**The exercise:**
Determine the number of lines where "水陆交通便利" occurs and reply with that number by itself.

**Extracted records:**
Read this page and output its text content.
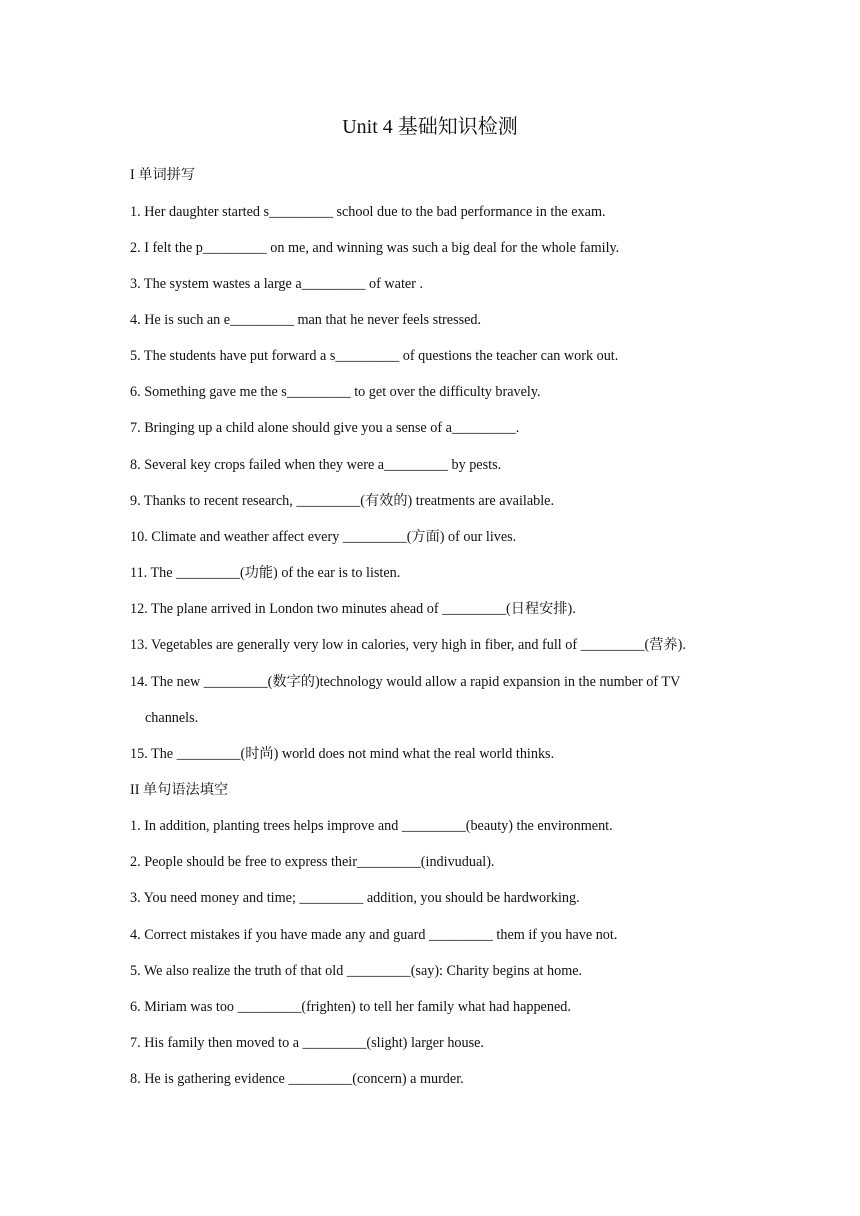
Unit 4 基础知识检测
I 单词拼写
1. Her daughter started s_________ school due to the bad performance in the exam.
2. I felt the p_________ on me, and winning was such a big deal for the whole family.
3. The system wastes a large a_________ of water .
4. He is such an e_________ man that he never feels stressed.
5. The students have put forward a s_________ of questions the teacher can work out.
6. Something gave me the s_________ to get over the difficulty bravely.
7. Bringing up a child alone should give you a sense of a_________.
8. Several key crops failed when they were a_________ by pests.
9. Thanks to recent research, _________(有效的) treatments are available.
10. Climate and weather affect every _________(方面) of our lives.
11. The _________(功能) of the ear is to listen.
12. The plane arrived in London two minutes ahead of _________(日程安排).
13. Vegetables are generally very low in calories, very high in fiber, and full of _________(营养).
14. The new _________(数字的)technology would allow a rapid expansion in the number of TV
channels.
15. The _________(时尚) world does not mind what the real world thinks.
II 单句语法填空
1. In addition, planting trees helps improve and _________(beauty) the environment.
2. People should be free to express their_________(indivudual).
3. You need money and time; _________ addition, you should be hardworking.
4. Correct mistakes if you have made any and guard _________ them if you have not.
5. We also realize the truth of that old _________(say): Charity begins at home.
6. Miriam was too _________(frighten) to tell her family what had happened.
7. His family then moved to a _________(slight) larger house.
8. He is gathering evidence _________(concern) a murder.
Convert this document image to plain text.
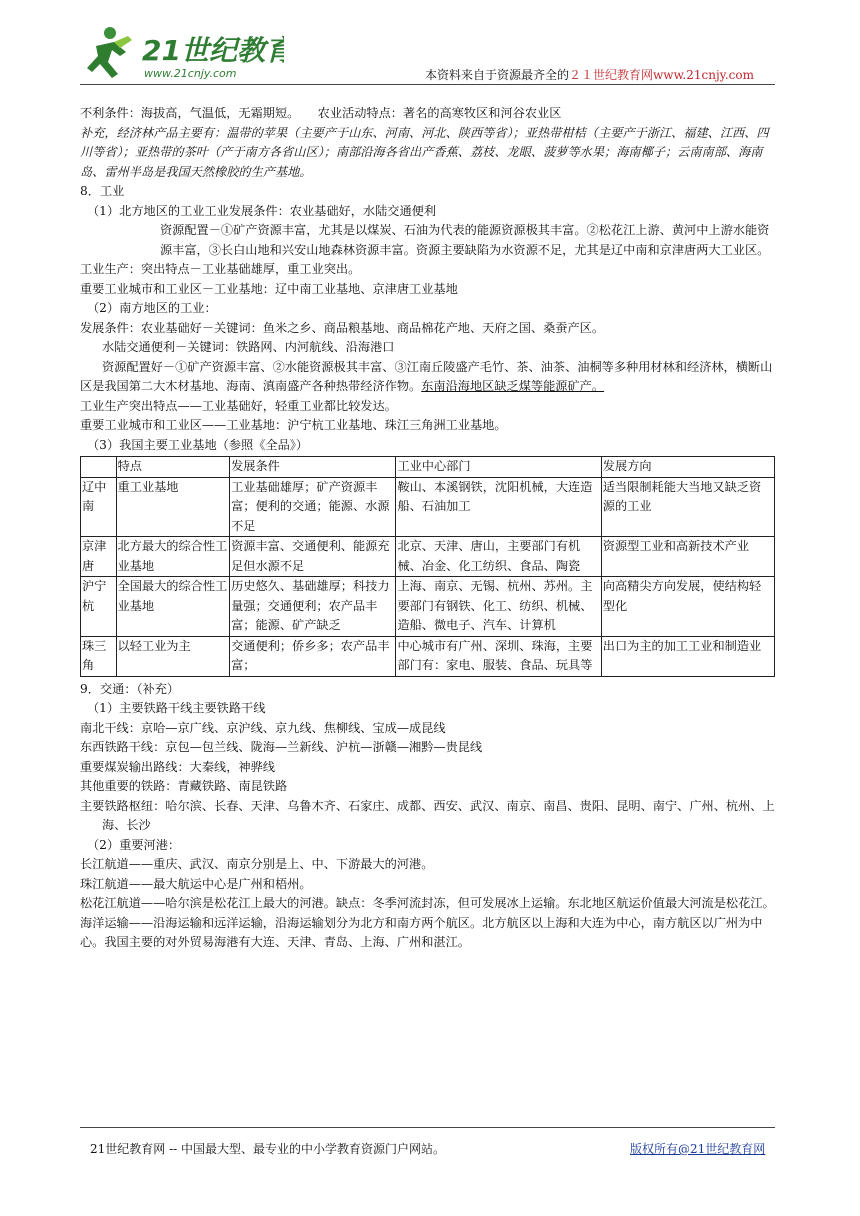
21世纪教育
www.21cnjy.com	本资料来自于资源最齐全的２１世纪教育网www.21cnjy.com

不利条件：海拔高，气温低，无霜期短。　　农业活动特点：著名的高寒牧区和河谷农业区

补充，经济林产品主要有：温带的苹果（主要产于山东、河南、河北、陕西等省）；亚热带柑桔（主要产于浙江、福建、江西、四川等省）；亚热带的茶叶（产于南方各省山区）；南部沿海各省出产香蕉、荔枝、龙眼、菠萝等水果；海南椰子；云南南部、海南岛、雷州半岛是我国天然橡胶的生产基地。

8．工业

（1）北方地区的工业工业发展条件：农业基础好，水陆交通便利

资源配置－①矿产资源丰富，尤其是以煤炭、石油为代表的能源资源极其丰富。②松花江上游、黄河中上游水能资源丰富，③长白山地和兴安山地森林资源丰富。资源主要缺陷为水资源不足，尤其是辽中南和京津唐两大工业区。

工业生产：突出特点－工业基础雄厚，重工业突出。

重要工业城市和工业区－工业基地：辽中南工业基地、京津唐工业基地

（2）南方地区的工业：

发展条件：农业基础好－关键词：鱼米之乡、商品粮基地、商品棉花产地、天府之国、桑蚕产区。

水陆交通便利－关键词：铁路网、内河航线、沿海港口

资源配置好－①矿产资源丰富、②水能资源极其丰富、③江南丘陵盛产毛竹、茶、油茶、油桐等多种用材林和经济林，横断山区是我国第二大木材基地、海南、滇南盛产各种热带经济作物。东南沿海地区缺乏煤等能源矿产。

工业生产突出特点——工业基础好，轻重工业都比较发达。

重要工业城市和工业区——工业基地：沪宁杭工业基地、珠江三角洲工业基地。

（3）我国主要工业基地（参照《全品》）

	特点	发展条件	工业中心部门	发展方向
辽中南	重工业基地	工业基础雄厚；矿产资源丰富；便利的交通；能源、水源不足	鞍山、本溪钢铁，沈阳机械，大连造船、石油加工	适当限制耗能大当地又缺乏资源的工业
京津唐	北方最大的综合性工业基地	资源丰富、交通便利、能源充足但水源不足	北京、天津、唐山，主要部门有机械、冶金、化工纺织、食品、陶瓷	资源型工业和高新技术产业
沪宁杭	全国最大的综合性工业基地	历史悠久、基础雄厚；科技力量强；交通便利；农产品丰富；能源、矿产缺乏	上海、南京、无锡、杭州、苏州。主要部门有钢铁、化工、纺织、机械、造船、微电子、汽车、计算机	向高精尖方向发展，使结构轻型化
珠三角	以轻工业为主	交通便利；侨乡多；农产品丰富；	中心城市有广州、深圳、珠海，主要部门有：家电、服装、食品、玩具等	出口为主的加工工业和制造业

9．交通：（补充）

（1）主要铁路干线主要铁路干线

南北干线：京哈—京广线、京沪线、京九线、焦柳线、宝成—成昆线

东西铁路干线：京包—包兰线、陇海—兰新线、沪杭—浙赣—湘黔—贵昆线

重要煤炭输出路线：大秦线，神骅线

其他重要的铁路：青藏铁路、南昆铁路

主要铁路枢纽：哈尔滨、长春、天津、乌鲁木齐、石家庄、成都、西安、武汉、南京、南昌、贵阳、昆明、南宁、广州、杭州、上海、长沙

（2）重要河港：

长江航道——重庆、武汉、南京分别是上、中、下游最大的河港。

珠江航道——最大航运中心是广州和梧州。

松花江航道——哈尔滨是松花江上最大的河港。缺点：冬季河流封冻，但可发展冰上运输。东北地区航运价值最大河流是松花江。

海洋运输——沿海运输和远洋运输，沿海运输划分为北方和南方两个航区。北方航区以上海和大连为中心，南方航区以广州为中心。我国主要的对外贸易海港有大连、天津、青岛、上海、广州和湛江。

21世纪教育网 -- 中国最大型、最专业的中小学教育资源门户网站。	版权所有@21世纪教育网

**Response below:**
2